- **SHORT PROBLEM**:
Retype the data below without altering anything.

- **Dataset records**:
——————————
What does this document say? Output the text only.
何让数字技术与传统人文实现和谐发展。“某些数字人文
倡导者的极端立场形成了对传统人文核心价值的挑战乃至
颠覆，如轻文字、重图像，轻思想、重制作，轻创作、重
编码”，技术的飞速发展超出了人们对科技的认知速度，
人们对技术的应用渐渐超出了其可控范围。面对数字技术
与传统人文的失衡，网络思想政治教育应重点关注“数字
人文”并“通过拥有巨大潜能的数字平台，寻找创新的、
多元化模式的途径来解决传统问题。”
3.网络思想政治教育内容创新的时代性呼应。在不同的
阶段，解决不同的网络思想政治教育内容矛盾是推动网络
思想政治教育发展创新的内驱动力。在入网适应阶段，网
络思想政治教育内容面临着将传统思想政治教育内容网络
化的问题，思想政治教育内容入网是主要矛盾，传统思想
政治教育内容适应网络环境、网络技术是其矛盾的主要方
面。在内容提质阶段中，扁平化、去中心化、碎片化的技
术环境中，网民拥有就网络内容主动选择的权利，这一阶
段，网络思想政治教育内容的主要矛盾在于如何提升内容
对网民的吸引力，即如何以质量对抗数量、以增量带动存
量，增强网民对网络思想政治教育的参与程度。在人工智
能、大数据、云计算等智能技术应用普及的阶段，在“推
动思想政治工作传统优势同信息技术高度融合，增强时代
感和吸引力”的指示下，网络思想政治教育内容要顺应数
——————————
- **FULL SOLUTION**:
What does this document say? Output the text only.
何让数字技术与传统人文实现和谐发展。“某些数字人文
倡导者的极端立场形成了对传统人文核心价值的挑战乃至
颠覆，如轻文字、重图像，轻思想、重制作，轻创作、重
编码”，技术的飞速发展超出了人们对科技的认知速度，
人们对技术的应用渐渐超出了其可控范围。面对数字技术
与传统人文的失衡，网络思想政治教育应重点关注“数字
人文”并“通过拥有巨大潜能的数字平台，寻找创新的、
多元化模式的途径来解决传统问题。”
3.网络思想政治教育内容创新的时代性呼应。在不同的
阶段，解决不同的网络思想政治教育内容矛盾是推动网络
思想政治教育发展创新的内驱动力。在入网适应阶段，网
络思想政治教育内容面临着将传统思想政治教育内容网络
化的问题，思想政治教育内容入网是主要矛盾，传统思想
政治教育内容适应网络环境、网络技术是其矛盾的主要方
面。在内容提质阶段中，扁平化、去中心化、碎片化的技
术环境中，网民拥有就网络内容主动选择的权利，这一阶
段，网络思想政治教育内容的主要矛盾在于如何提升内容
对网民的吸引力，即如何以质量对抗数量、以增量带动存
量，增强网民对网络思想政治教育的参与程度。在人工智
能、大数据、云计算等智能技术应用普及的阶段，在“推
动思想政治工作传统优势同信息技术高度融合，增强时代
感和吸引力”的指示下，网络思想政治教育内容要顺应数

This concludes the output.